Given entries:
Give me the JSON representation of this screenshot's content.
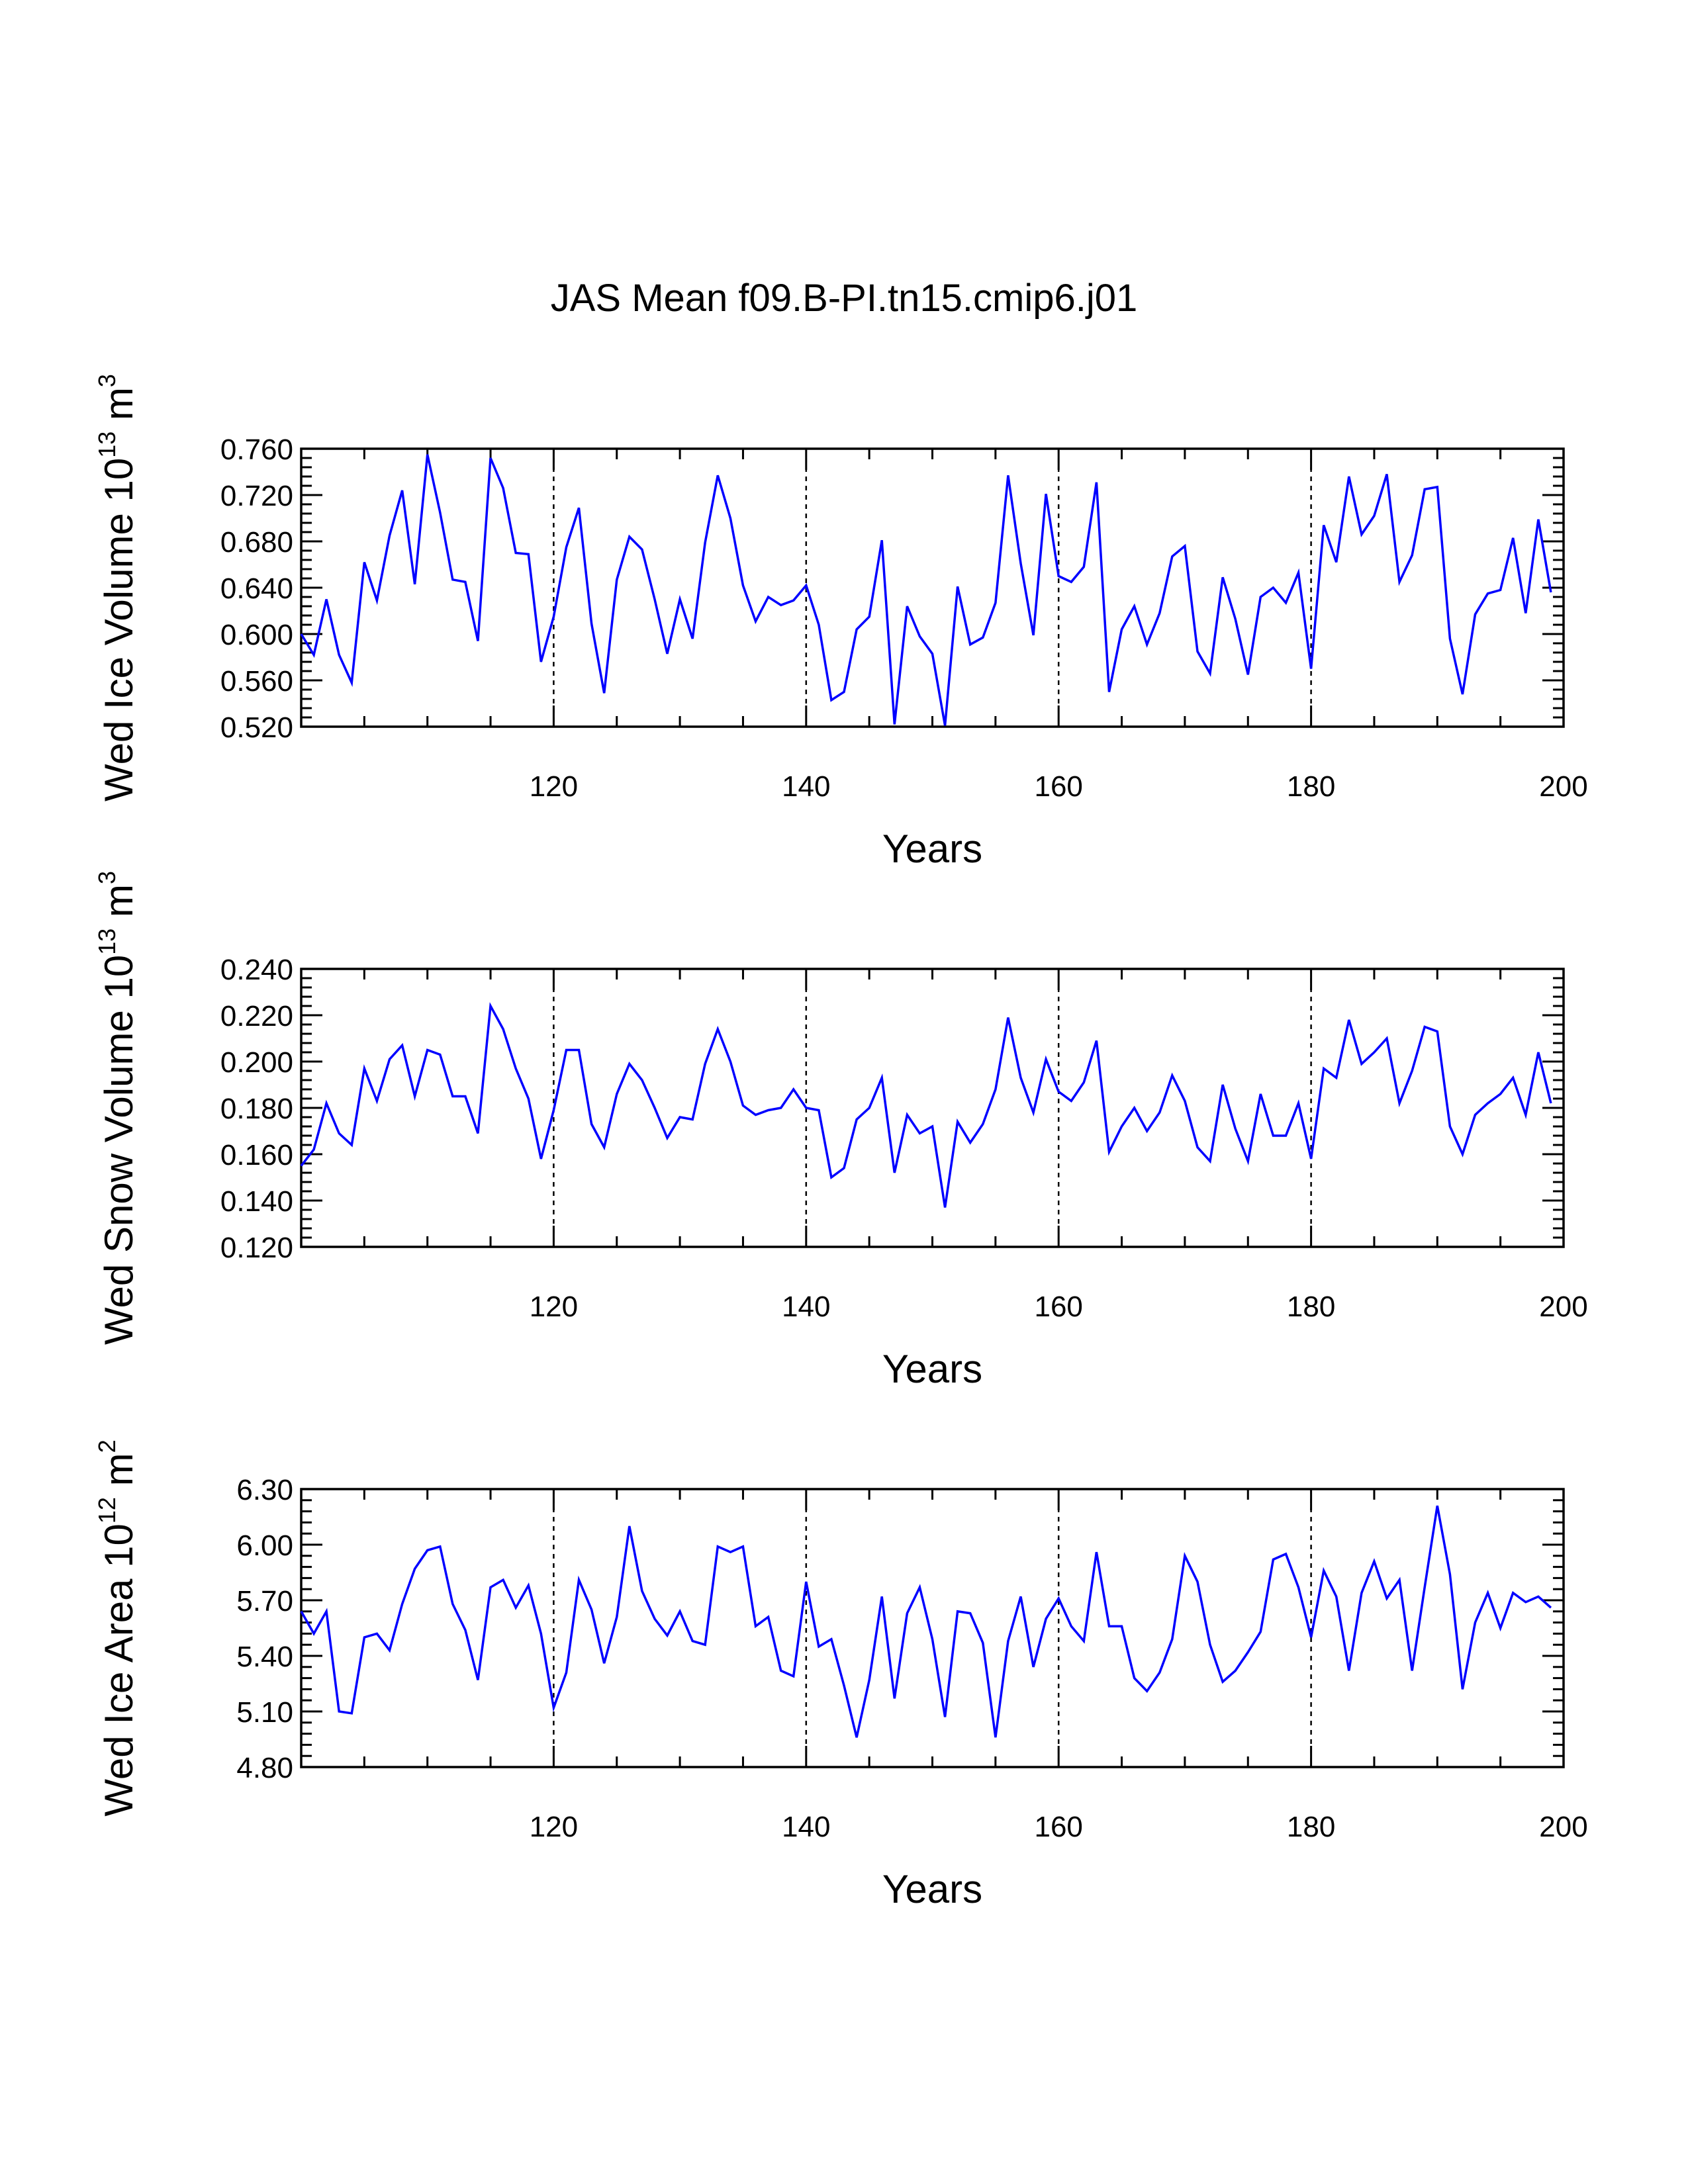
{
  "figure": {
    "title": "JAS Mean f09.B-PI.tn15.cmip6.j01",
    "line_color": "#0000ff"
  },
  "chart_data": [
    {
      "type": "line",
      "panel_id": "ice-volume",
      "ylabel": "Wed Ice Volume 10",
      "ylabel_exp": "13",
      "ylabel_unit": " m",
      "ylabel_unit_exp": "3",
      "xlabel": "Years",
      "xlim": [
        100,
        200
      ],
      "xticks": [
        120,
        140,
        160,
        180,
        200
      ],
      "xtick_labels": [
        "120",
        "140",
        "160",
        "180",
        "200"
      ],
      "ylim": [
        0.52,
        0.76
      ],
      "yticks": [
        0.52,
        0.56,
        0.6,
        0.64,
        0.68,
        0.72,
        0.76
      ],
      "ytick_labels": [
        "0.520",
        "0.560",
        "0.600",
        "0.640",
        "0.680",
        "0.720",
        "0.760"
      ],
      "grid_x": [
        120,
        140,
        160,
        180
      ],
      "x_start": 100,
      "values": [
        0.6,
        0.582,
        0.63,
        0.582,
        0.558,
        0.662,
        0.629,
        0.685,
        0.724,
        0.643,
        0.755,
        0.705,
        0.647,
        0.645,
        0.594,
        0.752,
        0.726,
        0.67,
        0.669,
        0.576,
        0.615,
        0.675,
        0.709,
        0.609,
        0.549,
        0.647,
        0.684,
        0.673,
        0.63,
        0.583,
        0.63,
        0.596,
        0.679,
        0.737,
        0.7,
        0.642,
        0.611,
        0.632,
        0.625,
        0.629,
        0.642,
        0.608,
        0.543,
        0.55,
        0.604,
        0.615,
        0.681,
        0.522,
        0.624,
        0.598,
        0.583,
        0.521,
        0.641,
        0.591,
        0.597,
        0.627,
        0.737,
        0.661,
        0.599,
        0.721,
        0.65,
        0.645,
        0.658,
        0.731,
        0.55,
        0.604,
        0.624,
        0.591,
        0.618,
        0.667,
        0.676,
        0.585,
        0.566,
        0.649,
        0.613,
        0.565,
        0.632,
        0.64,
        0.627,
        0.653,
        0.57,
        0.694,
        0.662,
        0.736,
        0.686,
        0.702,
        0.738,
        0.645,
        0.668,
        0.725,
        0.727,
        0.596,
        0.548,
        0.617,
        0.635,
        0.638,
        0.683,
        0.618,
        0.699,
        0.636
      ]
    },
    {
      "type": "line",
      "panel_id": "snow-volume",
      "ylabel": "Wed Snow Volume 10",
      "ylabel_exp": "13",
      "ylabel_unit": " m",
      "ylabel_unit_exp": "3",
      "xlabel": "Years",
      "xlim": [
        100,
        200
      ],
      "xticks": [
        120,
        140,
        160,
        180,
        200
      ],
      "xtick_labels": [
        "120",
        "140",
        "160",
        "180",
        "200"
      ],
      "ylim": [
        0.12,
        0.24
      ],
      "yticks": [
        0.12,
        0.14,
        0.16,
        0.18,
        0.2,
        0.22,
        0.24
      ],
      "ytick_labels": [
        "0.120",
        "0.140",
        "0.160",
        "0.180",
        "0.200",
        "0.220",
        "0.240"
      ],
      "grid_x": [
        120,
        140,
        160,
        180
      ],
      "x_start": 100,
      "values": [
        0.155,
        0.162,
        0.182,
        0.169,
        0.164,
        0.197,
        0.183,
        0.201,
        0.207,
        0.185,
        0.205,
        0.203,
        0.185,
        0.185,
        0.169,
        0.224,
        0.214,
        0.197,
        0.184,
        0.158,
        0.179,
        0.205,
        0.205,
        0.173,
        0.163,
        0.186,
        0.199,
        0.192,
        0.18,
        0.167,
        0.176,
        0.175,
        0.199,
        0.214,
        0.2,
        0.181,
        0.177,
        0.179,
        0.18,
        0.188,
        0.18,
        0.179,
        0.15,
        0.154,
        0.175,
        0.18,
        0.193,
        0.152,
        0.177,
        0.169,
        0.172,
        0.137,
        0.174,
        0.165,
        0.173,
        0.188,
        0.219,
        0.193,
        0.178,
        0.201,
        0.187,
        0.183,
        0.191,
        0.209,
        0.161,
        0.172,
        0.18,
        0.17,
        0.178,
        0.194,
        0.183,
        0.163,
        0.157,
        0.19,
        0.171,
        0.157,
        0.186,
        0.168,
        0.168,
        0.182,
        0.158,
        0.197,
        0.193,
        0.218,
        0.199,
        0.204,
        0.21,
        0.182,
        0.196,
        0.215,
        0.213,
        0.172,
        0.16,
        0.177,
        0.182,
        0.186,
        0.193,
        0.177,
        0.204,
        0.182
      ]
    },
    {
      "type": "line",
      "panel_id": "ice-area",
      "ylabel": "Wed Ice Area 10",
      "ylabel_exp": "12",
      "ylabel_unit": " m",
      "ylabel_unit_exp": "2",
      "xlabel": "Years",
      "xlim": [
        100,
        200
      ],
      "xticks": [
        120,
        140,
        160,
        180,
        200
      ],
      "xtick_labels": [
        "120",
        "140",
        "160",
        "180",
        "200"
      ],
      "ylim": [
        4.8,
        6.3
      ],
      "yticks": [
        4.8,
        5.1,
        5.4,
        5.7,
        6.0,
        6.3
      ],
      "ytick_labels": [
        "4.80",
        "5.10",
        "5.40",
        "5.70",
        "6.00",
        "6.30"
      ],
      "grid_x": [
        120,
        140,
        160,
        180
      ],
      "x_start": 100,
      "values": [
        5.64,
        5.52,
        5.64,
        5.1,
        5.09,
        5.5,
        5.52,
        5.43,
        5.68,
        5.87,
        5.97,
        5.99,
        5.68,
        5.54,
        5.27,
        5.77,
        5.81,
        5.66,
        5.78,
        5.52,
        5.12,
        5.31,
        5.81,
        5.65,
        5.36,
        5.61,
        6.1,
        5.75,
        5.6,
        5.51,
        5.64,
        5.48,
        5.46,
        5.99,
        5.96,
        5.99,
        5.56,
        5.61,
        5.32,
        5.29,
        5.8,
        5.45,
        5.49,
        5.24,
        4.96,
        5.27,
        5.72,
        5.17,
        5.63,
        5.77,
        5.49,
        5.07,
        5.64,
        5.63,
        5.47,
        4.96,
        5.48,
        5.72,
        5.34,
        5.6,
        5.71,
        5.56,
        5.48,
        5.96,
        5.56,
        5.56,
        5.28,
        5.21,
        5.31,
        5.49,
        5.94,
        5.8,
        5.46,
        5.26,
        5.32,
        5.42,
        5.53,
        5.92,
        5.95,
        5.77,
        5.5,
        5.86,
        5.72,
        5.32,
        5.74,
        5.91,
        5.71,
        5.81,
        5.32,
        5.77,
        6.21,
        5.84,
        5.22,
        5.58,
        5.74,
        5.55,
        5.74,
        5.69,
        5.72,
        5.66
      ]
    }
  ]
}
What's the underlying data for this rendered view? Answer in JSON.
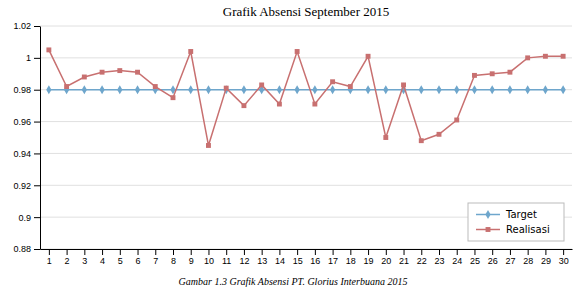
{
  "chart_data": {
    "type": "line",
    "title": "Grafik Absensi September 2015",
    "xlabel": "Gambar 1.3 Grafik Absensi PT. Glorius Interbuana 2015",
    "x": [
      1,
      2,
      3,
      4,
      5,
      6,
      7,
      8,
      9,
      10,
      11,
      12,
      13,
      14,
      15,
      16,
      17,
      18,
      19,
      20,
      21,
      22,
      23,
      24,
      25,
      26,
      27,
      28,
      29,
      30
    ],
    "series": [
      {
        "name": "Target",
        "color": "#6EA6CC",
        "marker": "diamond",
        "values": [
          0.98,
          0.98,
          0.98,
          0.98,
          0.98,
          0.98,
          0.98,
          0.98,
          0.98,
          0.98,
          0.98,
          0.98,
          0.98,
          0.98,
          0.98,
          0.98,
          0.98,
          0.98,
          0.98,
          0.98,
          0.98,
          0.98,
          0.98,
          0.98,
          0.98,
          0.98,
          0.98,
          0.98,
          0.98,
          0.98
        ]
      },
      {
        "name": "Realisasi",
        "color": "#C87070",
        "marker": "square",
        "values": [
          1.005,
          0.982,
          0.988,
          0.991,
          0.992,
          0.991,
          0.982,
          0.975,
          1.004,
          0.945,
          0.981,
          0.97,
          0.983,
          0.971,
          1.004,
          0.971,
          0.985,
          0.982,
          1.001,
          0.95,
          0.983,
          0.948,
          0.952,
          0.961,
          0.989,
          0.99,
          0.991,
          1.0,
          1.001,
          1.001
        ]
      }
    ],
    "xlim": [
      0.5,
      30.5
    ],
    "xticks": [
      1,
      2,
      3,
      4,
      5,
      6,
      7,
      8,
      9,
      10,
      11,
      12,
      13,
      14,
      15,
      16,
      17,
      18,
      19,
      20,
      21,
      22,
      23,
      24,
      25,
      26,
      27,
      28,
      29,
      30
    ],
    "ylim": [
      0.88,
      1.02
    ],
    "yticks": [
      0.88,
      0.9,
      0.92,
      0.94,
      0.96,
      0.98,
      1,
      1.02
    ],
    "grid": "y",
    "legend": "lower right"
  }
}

Short task:
Each line in the listing above that contains "Grafik" should be copied.

Answer for the task:
    "title": "Grafik Absensi September 2015",
    "xlabel": "Gambar 1.3 Grafik Absensi PT. Glorius Interbuana 2015",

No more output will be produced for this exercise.